§ EXERCISE TASK 1: In the virtio patch text, what kind of memory does the coherent DMA API unconditionally allocate in barebox?
§ EXERCISE TASK 2: List every C function name that appears in the virtio patch text.
§ EXERCISE TASK 3: Duplicate the virtio patch text from "When normally run" to "this is ok.".

§ TEXT EXCERPT:

+++++

We have no Virt I/O drivers that make use of the streaming DMA API, but
the Virt queues are currently always allocated using the coherent DMA
API.

The coherent DMA API (dma_alloc_coherent/dma_free_coherent) doesn't yet
take a device pointer in barebox, unlike Linux, and as such it
unconditionally allocates uncached memory.

When normally run under Qemu, this doesn't matter. But once we enable
KVM, using uncached memory for the Virtqueues has considerable
performance impact.

To avoid this, let's mimic what Linux does and just side step the DMA
API if the Virt I/O device tells us that this is ok.

Signed-off-by: Ahmad Fatoum <a.fatoum@pengutronix.de>
---
 drivers/virtio/virtio_ring.c | 85 ++++++++++++++++++++++++++++++++----
 include/linux/virtio_ring.h  |  1 +
 2 files changed, 78 insertions(+), 8 deletions(-)

diff --git a/drivers/virtio/virtio_ring.c b/drivers/virtio/virtio_ring.c
index 0efe1e002506..787b04a766e9 100644
--- a/drivers/virtio/virtio_ring.c
+++ b/drivers/virtio/virtio_ring.c
@@ -299,14 +299,81 @@ static struct virtqueue *__vring_new_virtqueue(unsigned int index,
 	return vq;
 }
 
-static void *vring_alloc_queue(size_t size, dma_addr_t *dma_handle)
+/*
+ * Modern virtio devices have feature bits to specify whether they need a
+ * quirk and bypass the IOMMU. If not there, just use the DMA API.
+ *
+ * If there, the interaction between virtio and DMA API is messy.

+++++

§ RECORDS PROVIDED:
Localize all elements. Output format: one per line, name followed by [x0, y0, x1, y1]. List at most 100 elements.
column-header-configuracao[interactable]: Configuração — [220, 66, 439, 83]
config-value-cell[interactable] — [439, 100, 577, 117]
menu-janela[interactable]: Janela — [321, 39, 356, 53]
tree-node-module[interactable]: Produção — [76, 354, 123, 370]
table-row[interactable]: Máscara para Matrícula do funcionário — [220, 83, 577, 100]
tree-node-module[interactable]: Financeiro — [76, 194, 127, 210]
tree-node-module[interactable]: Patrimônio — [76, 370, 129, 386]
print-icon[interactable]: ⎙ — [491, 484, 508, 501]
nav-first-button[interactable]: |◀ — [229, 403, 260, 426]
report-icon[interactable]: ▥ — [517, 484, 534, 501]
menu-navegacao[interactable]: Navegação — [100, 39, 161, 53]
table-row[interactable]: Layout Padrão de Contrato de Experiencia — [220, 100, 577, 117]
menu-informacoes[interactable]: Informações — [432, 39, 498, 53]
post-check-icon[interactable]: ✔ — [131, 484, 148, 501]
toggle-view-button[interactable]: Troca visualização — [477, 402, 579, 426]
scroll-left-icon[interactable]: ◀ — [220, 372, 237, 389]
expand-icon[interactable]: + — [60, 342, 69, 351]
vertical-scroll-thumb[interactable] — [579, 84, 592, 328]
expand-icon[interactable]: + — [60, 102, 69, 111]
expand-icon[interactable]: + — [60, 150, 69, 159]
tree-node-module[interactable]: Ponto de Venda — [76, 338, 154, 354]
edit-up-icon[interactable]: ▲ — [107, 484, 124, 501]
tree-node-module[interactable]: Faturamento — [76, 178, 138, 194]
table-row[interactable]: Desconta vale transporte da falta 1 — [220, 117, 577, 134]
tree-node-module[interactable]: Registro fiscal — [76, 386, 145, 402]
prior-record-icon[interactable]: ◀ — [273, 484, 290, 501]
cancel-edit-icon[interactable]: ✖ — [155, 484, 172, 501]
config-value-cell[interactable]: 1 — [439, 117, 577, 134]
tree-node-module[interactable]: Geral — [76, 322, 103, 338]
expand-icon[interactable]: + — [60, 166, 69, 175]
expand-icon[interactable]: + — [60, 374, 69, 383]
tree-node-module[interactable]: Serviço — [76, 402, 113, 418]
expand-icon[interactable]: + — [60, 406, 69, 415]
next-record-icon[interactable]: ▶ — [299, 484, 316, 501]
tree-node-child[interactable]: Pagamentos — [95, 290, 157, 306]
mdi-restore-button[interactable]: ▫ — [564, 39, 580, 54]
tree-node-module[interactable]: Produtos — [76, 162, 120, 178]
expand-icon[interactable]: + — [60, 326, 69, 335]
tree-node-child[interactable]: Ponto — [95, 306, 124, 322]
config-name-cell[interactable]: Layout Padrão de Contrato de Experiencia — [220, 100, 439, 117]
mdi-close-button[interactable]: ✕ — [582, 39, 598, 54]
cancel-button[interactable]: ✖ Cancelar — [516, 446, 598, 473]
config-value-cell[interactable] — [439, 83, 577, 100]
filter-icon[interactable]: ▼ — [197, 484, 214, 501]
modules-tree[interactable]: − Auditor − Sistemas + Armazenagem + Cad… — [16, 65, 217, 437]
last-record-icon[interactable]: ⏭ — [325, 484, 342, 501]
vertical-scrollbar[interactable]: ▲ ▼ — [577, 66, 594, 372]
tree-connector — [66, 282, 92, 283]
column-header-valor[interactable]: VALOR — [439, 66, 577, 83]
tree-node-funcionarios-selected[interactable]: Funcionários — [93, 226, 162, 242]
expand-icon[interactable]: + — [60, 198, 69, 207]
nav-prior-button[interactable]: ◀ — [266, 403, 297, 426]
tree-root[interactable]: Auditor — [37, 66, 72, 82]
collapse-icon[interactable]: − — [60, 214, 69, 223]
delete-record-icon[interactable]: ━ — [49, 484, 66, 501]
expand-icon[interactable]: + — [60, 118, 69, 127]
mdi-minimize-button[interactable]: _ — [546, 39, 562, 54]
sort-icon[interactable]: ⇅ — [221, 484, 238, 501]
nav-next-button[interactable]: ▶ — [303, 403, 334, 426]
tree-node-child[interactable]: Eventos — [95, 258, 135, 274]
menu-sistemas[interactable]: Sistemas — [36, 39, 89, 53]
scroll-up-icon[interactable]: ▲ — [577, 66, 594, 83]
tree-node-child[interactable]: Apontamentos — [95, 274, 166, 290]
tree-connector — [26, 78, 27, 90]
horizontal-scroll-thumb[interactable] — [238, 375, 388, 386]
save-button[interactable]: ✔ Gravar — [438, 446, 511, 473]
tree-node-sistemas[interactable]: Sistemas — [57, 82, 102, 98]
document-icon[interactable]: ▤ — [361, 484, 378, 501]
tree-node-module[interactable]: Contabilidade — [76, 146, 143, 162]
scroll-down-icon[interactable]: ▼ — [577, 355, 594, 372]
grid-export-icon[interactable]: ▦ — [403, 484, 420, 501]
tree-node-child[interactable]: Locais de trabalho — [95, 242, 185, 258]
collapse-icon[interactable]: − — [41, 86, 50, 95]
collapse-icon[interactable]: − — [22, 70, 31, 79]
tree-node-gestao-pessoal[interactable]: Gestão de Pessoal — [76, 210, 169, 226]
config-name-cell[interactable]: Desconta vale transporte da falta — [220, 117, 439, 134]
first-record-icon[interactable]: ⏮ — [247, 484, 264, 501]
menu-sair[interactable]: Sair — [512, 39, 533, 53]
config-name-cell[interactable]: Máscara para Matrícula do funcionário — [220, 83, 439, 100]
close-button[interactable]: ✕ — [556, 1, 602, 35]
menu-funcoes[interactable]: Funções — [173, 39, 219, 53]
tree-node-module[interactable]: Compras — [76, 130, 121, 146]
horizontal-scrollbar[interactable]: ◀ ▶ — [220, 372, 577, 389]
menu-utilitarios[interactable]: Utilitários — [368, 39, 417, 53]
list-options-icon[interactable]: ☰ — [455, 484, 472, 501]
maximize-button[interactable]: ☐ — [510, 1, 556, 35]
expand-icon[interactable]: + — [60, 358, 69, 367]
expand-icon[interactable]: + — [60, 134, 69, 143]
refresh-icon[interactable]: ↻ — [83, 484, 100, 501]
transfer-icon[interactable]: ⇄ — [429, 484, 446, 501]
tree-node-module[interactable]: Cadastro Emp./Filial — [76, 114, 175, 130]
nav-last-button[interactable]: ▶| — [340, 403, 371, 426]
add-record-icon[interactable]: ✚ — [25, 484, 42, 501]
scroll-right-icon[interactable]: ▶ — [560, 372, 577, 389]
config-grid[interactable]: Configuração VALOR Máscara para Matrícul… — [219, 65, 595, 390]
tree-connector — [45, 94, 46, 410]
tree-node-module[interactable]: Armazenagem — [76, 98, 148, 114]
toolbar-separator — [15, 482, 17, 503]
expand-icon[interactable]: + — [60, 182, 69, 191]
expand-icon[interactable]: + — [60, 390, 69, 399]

+++++

§ EXERCISE ANSWER 1: Uncached memory.

§ EXERCISE ANSWER 2:
dma_alloc_coherent
dma_free_coherent
__vring_new_virtqueue
vring_alloc_queue

§ EXERCISE ANSWER 3:
When normally run under Qemu, this doesn't matter. But once we enable
KVM, using uncached memory for the Virtqueues has considerable
performance impact.

To avoid this, let's mimic what Linux does and just side step the DMA
API if the Virt I/O device tells us that this is ok.